Figure data in JSON
——————————
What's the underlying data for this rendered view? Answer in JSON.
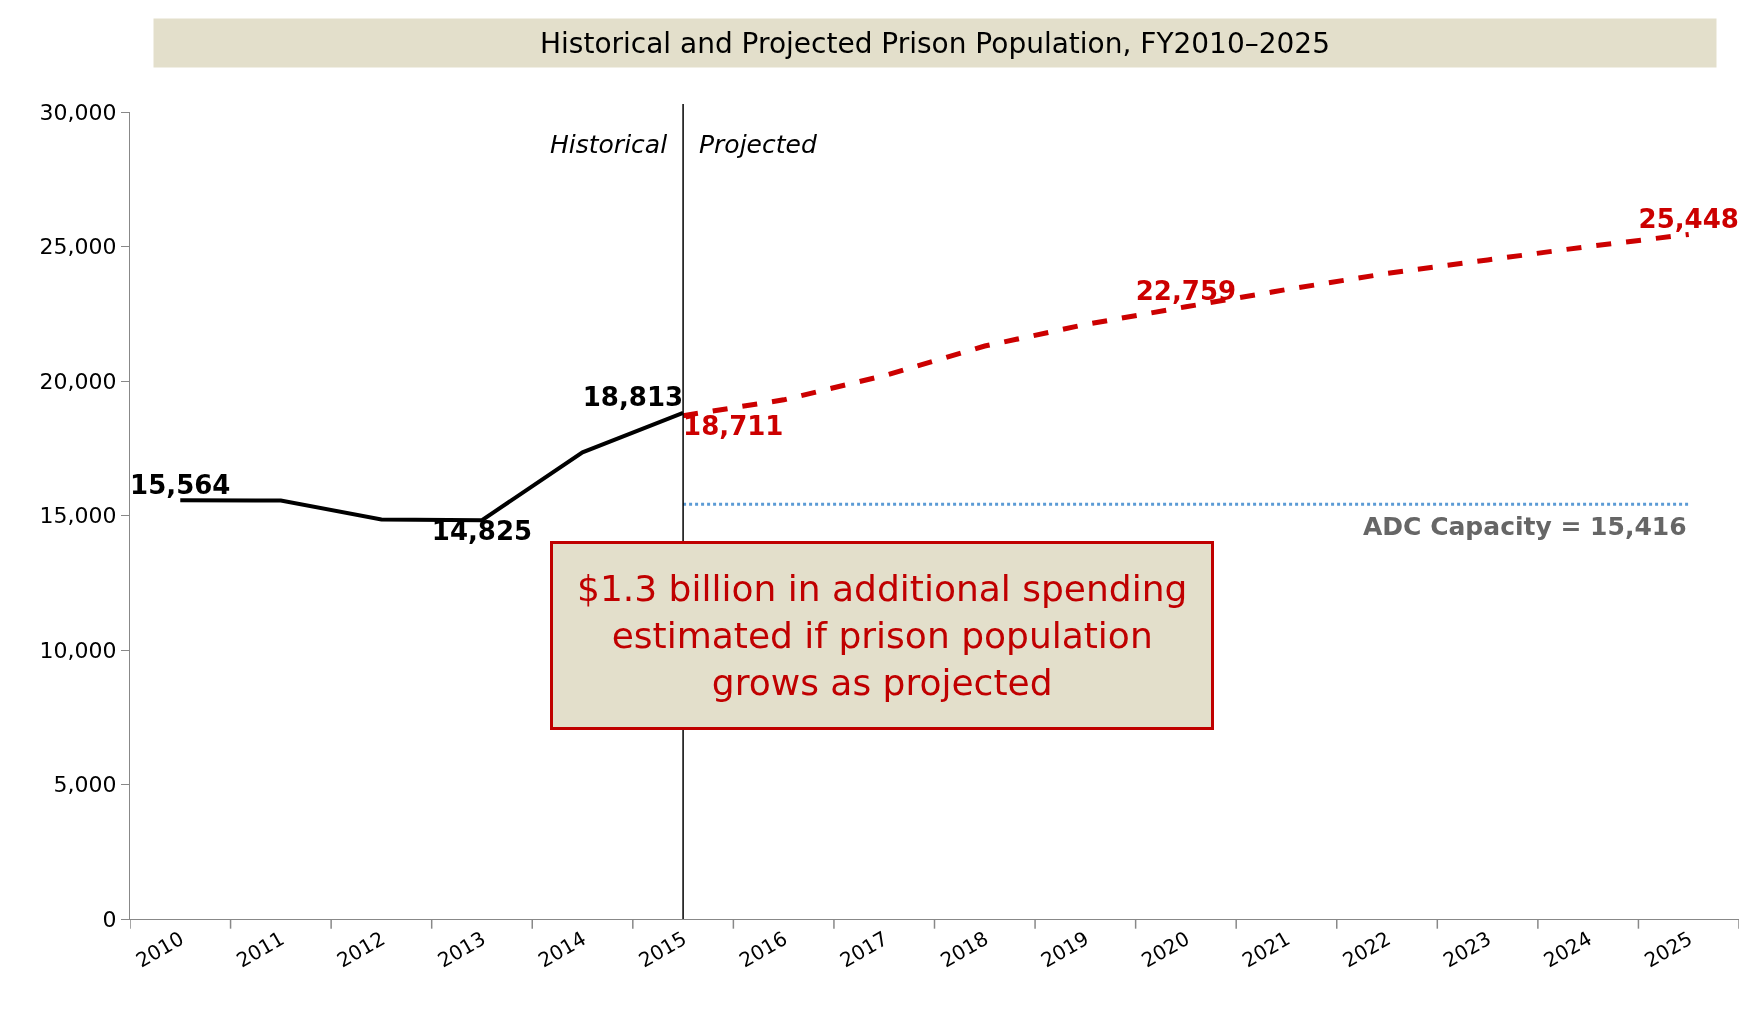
{
  "chart_data": {
    "type": "line",
    "title": "Historical and Projected Prison Population, FY2010–2025",
    "categories": [
      "2010",
      "2011",
      "2012",
      "2013",
      "2014",
      "2015",
      "2016",
      "2017",
      "2018",
      "2019",
      "2020",
      "2021",
      "2022",
      "2023",
      "2024",
      "2025"
    ],
    "series": [
      {
        "color": "#000000",
        "line_style": "solid",
        "values": [
          15564,
          15560,
          14850,
          14825,
          17350,
          18813,
          null,
          null,
          null,
          null,
          null,
          null,
          null,
          null,
          null,
          null
        ],
        "value_labels": [
          "15,564",
          null,
          null,
          "14,825",
          null,
          "18,813",
          null,
          null,
          null,
          null,
          null,
          null,
          null,
          null,
          null,
          null
        ]
      },
      {
        "color": "#cc0000",
        "line_style": "dashed",
        "values": [
          null,
          null,
          null,
          null,
          null,
          18711,
          19300,
          20200,
          21300,
          22100,
          22759,
          23400,
          24000,
          24500,
          25000,
          25448
        ],
        "value_labels": [
          null,
          null,
          null,
          null,
          null,
          "18,711",
          null,
          null,
          null,
          null,
          "22,759",
          null,
          null,
          null,
          null,
          "25,448"
        ]
      },
      {
        "color": "#5b9bd5",
        "line_style": "dotted",
        "values": [
          null,
          null,
          null,
          null,
          null,
          15416,
          15416,
          15416,
          15416,
          15416,
          15416,
          15416,
          15416,
          15416,
          15416,
          15416
        ]
      }
    ],
    "ref_lines": [
      {
        "axis": "x",
        "value": "2015",
        "color": "#000000"
      }
    ],
    "annotations": [
      "Historical",
      "Projected",
      "$1.3 billion in additional spending estimated if prison population grows as projected",
      {
        "text": "ADC Capacity = 15,416",
        "x": "2025",
        "y": 15416
      }
    ],
    "ylim": [
      0,
      30000
    ],
    "yticks": [
      0,
      {
        "value": 5000,
        "label": "5,000"
      },
      {
        "value": 10000,
        "label": "10,000"
      },
      {
        "value": 15000,
        "label": "15,000"
      },
      {
        "value": 20000,
        "label": "20,000"
      },
      {
        "value": 25000,
        "label": "25,000"
      },
      {
        "value": 30000,
        "label": "30,000"
      }
    ],
    "marker": "none"
  }
}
——————————
# What is asked
Copy every entry word for word, but omit the pictures.

# Worked answer
What's the underlying data for this rendered view? Answer in JSON.
{
  "chart_data": {
    "type": "line",
    "title": "Historical and Projected Prison Population, FY2010–2025",
    "categories": [
      "2010",
      "2011",
      "2012",
      "2013",
      "2014",
      "2015",
      "2016",
      "2017",
      "2018",
      "2019",
      "2020",
      "2021",
      "2022",
      "2023",
      "2024",
      "2025"
    ],
    "series": [
      {
        "color": "#000000",
        "line_style": "solid",
        "values": [
          15564,
          15560,
          14850,
          14825,
          17350,
          18813,
          null,
          null,
          null,
          null,
          null,
          null,
          null,
          null,
          null,
          null
        ],
        "value_labels": [
          "15,564",
          null,
          null,
          "14,825",
          null,
          "18,813",
          null,
          null,
          null,
          null,
          null,
          null,
          null,
          null,
          null,
          null
        ]
      },
      {
        "color": "#cc0000",
        "line_style": "dashed",
        "values": [
          null,
          null,
          null,
          null,
          null,
          18711,
          19300,
          20200,
          21300,
          22100,
          22759,
          23400,
          24000,
          24500,
          25000,
          25448
        ],
        "value_labels": [
          null,
          null,
          null,
          null,
          null,
          "18,711",
          null,
          null,
          null,
          null,
          "22,759",
          null,
          null,
          null,
          null,
          "25,448"
        ]
      },
      {
        "color": "#5b9bd5",
        "line_style": "dotted",
        "values": [
          null,
          null,
          null,
          null,
          null,
          15416,
          15416,
          15416,
          15416,
          15416,
          15416,
          15416,
          15416,
          15416,
          15416,
          15416
        ]
      }
    ],
    "ref_lines": [
      {
        "axis": "x",
        "value": "2015",
        "color": "#000000"
      }
    ],
    "annotations": [
      "Historical",
      "Projected",
      "$1.3 billion in additional spending estimated if prison population grows as projected",
      {
        "text": "ADC Capacity = 15,416",
        "x": "2025",
        "y": 15416
      }
    ],
    "ylim": [
      0,
      30000
    ],
    "yticks": [
      0,
      {
        "value": 5000,
        "label": "5,000"
      },
      {
        "value": 10000,
        "label": "10,000"
      },
      {
        "value": 15000,
        "label": "15,000"
      },
      {
        "value": 20000,
        "label": "20,000"
      },
      {
        "value": 25000,
        "label": "25,000"
      },
      {
        "value": 30000,
        "label": "30,000"
      }
    ],
    "marker": "none"
  }
}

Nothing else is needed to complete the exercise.